Dataset records:
+ + + + + + +
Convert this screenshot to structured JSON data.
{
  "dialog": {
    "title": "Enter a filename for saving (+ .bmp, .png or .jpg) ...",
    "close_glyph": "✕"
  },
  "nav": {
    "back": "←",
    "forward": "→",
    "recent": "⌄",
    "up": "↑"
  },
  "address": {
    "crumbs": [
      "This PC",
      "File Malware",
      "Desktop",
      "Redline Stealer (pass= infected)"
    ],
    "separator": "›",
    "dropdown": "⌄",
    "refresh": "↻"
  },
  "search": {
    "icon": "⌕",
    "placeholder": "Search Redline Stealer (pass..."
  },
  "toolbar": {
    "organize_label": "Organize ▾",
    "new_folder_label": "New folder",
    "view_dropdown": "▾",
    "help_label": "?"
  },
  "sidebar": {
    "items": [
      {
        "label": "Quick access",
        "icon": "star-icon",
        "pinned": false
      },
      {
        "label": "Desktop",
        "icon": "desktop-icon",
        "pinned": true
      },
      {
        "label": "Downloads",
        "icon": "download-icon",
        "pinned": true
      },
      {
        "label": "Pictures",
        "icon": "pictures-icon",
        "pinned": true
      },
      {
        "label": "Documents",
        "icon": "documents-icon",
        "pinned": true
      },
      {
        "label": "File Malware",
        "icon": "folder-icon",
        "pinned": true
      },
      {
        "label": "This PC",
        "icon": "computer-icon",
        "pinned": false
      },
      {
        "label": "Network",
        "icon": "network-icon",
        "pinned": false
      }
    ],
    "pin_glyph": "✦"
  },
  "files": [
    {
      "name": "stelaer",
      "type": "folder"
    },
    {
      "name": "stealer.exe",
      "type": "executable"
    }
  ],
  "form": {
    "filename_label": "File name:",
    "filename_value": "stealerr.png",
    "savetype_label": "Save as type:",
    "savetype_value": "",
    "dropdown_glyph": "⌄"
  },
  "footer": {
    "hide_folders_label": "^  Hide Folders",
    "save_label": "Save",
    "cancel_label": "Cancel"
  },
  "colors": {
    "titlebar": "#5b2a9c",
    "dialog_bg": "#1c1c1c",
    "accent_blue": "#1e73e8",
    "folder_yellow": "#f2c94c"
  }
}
+ + + + + + +
» WORK REQUIRED: Repeat all the records. Match each line exactly.

» IN RESPONSE:
Convert this screenshot to structured JSON data.
{
  "dialog": {
    "title": "Enter a filename for saving (+ .bmp, .png or .jpg) ...",
    "close_glyph": "✕"
  },
  "nav": {
    "back": "←",
    "forward": "→",
    "recent": "⌄",
    "up": "↑"
  },
  "address": {
    "crumbs": [
      "This PC",
      "File Malware",
      "Desktop",
      "Redline Stealer (pass= infected)"
    ],
    "separator": "›",
    "dropdown": "⌄",
    "refresh": "↻"
  },
  "search": {
    "icon": "⌕",
    "placeholder": "Search Redline Stealer (pass..."
  },
  "toolbar": {
    "organize_label": "Organize ▾",
    "new_folder_label": "New folder",
    "view_dropdown": "▾",
    "help_label": "?"
  },
  "sidebar": {
    "items": [
      {
        "label": "Quick access",
        "icon": "star-icon",
        "pinned": false
      },
      {
        "label": "Desktop",
        "icon": "desktop-icon",
        "pinned": true
      },
      {
        "label": "Downloads",
        "icon": "download-icon",
        "pinned": true
      },
      {
        "label": "Pictures",
        "icon": "pictures-icon",
        "pinned": true
      },
      {
        "label": "Documents",
        "icon": "documents-icon",
        "pinned": true
      },
      {
        "label": "File Malware",
        "icon": "folder-icon",
        "pinned": true
      },
      {
        "label": "This PC",
        "icon": "computer-icon",
        "pinned": false
      },
      {
        "label": "Network",
        "icon": "network-icon",
        "pinned": false
      }
    ],
    "pin_glyph": "✦"
  },
  "files": [
    {
      "name": "stelaer",
      "type": "folder"
    },
    {
      "name": "stealer.exe",
      "type": "executable"
    }
  ],
  "form": {
    "filename_label": "File name:",
    "filename_value": "stealerr.png",
    "savetype_label": "Save as type:",
    "savetype_value": "",
    "dropdown_glyph": "⌄"
  },
  "footer": {
    "hide_folders_label": "^  Hide Folders",
    "save_label": "Save",
    "cancel_label": "Cancel"
  },
  "colors": {
    "titlebar": "#5b2a9c",
    "dialog_bg": "#1c1c1c",
    "accent_blue": "#1e73e8",
    "folder_yellow": "#f2c94c"
  }
}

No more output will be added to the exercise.